## DESCRIPTION OF THE TASK
Wherever the word "this" appears in a line, extract that line.

## LISTED ENTRIES
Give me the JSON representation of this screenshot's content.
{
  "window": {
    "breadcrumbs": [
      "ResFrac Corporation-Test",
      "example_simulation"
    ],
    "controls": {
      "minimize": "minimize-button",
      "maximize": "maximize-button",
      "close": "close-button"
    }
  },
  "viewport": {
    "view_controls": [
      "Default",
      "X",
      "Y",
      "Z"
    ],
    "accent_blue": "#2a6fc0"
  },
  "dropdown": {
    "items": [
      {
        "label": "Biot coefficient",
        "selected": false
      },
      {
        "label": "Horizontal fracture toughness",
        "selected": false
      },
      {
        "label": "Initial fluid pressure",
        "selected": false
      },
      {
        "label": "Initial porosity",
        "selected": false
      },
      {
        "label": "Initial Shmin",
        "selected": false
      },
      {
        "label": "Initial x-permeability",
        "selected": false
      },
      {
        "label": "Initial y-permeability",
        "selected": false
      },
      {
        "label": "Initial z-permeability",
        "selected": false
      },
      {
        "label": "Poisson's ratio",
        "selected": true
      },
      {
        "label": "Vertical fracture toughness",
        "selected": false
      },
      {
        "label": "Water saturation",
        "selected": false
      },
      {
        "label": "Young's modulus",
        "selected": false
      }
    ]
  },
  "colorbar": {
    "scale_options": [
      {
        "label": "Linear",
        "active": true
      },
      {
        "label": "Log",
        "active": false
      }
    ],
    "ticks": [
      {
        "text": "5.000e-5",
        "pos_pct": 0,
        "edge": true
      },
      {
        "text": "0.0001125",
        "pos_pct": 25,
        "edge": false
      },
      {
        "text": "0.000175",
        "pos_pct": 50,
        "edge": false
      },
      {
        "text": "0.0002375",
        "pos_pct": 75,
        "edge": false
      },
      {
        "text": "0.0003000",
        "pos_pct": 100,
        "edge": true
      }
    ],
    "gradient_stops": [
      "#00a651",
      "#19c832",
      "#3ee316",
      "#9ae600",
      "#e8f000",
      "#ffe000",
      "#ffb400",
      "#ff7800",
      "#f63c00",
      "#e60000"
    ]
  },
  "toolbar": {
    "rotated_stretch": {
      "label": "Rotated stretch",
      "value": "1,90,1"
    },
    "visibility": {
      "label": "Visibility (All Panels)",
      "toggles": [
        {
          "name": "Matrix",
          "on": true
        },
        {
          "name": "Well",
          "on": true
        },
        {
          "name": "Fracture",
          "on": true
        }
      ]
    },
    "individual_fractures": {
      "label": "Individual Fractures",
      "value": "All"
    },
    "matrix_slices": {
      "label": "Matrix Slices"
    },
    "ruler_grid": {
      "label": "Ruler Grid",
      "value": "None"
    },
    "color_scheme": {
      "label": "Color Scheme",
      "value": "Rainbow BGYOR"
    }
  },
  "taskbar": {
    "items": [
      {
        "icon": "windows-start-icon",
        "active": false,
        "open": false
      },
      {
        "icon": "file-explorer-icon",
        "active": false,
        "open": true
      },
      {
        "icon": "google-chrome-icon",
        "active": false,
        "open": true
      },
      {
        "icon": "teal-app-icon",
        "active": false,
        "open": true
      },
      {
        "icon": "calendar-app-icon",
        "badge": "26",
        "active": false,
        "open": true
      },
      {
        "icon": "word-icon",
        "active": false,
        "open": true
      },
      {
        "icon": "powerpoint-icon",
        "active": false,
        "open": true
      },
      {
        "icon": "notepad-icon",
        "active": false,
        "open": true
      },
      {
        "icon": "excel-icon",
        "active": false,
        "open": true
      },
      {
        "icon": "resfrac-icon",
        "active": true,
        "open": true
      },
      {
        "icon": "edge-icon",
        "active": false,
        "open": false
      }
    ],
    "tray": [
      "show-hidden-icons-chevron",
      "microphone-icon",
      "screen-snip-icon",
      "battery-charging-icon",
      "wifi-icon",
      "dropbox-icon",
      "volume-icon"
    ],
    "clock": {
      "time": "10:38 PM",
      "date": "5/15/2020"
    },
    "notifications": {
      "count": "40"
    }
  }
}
--
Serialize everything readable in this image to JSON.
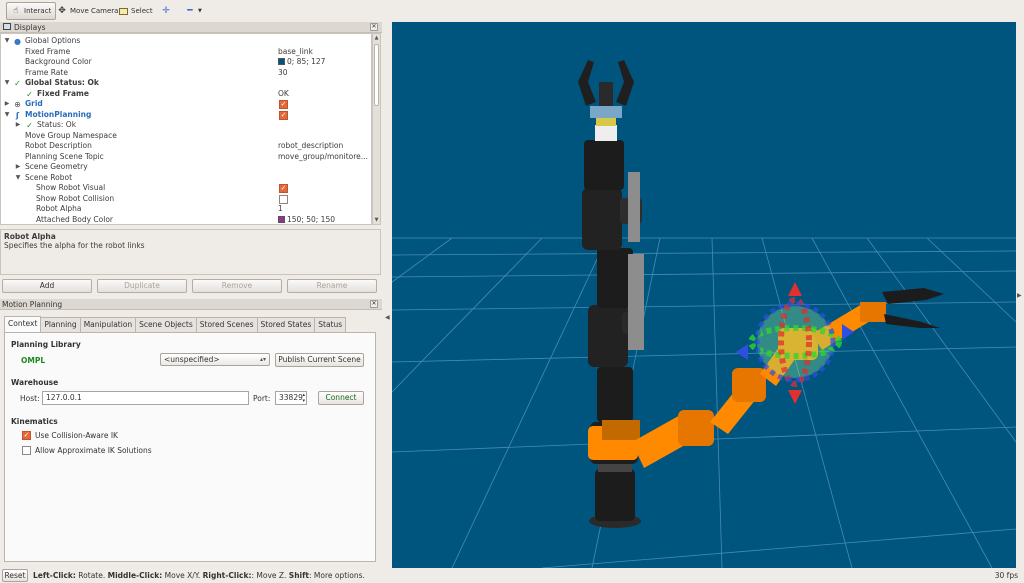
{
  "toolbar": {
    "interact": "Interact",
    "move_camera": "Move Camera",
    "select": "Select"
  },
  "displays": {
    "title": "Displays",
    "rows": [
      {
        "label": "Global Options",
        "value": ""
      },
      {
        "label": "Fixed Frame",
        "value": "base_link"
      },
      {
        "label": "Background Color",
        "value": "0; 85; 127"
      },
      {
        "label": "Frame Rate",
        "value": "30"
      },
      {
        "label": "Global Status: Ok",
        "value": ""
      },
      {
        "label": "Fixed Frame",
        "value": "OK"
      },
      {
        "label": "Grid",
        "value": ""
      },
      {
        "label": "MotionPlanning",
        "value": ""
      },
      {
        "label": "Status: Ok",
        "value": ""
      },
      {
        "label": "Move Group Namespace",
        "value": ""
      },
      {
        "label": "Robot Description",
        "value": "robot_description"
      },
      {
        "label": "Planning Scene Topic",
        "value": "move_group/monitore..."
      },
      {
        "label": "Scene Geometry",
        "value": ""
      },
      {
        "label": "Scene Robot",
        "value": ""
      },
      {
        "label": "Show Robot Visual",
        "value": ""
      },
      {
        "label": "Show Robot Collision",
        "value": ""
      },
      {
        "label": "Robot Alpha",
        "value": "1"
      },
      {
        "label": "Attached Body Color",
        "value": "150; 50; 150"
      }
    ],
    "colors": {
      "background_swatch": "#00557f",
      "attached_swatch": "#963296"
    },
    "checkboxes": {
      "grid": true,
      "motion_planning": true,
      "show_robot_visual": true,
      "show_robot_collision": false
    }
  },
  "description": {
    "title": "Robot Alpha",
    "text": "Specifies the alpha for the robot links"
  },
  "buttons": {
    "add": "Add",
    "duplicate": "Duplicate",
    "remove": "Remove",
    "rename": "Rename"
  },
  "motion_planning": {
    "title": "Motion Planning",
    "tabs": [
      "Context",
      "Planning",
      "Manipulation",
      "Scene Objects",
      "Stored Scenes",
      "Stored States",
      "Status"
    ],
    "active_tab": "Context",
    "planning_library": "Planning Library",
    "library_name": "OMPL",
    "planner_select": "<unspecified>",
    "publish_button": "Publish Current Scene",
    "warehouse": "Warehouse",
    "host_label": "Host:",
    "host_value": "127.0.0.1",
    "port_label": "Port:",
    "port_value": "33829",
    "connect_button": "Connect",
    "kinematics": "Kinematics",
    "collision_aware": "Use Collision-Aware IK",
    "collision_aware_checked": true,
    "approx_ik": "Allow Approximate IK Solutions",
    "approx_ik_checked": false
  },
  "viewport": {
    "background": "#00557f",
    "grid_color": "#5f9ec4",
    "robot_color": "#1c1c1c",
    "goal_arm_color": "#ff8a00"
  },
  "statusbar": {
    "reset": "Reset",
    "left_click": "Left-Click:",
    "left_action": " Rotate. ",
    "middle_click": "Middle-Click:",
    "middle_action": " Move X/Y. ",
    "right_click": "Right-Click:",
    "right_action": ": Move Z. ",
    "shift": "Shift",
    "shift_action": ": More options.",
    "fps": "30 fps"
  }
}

## REPLY TO THE EXERCISE
Give me the JSON representation of this screenshot's content.
Serialize everything readable in this image to JSON.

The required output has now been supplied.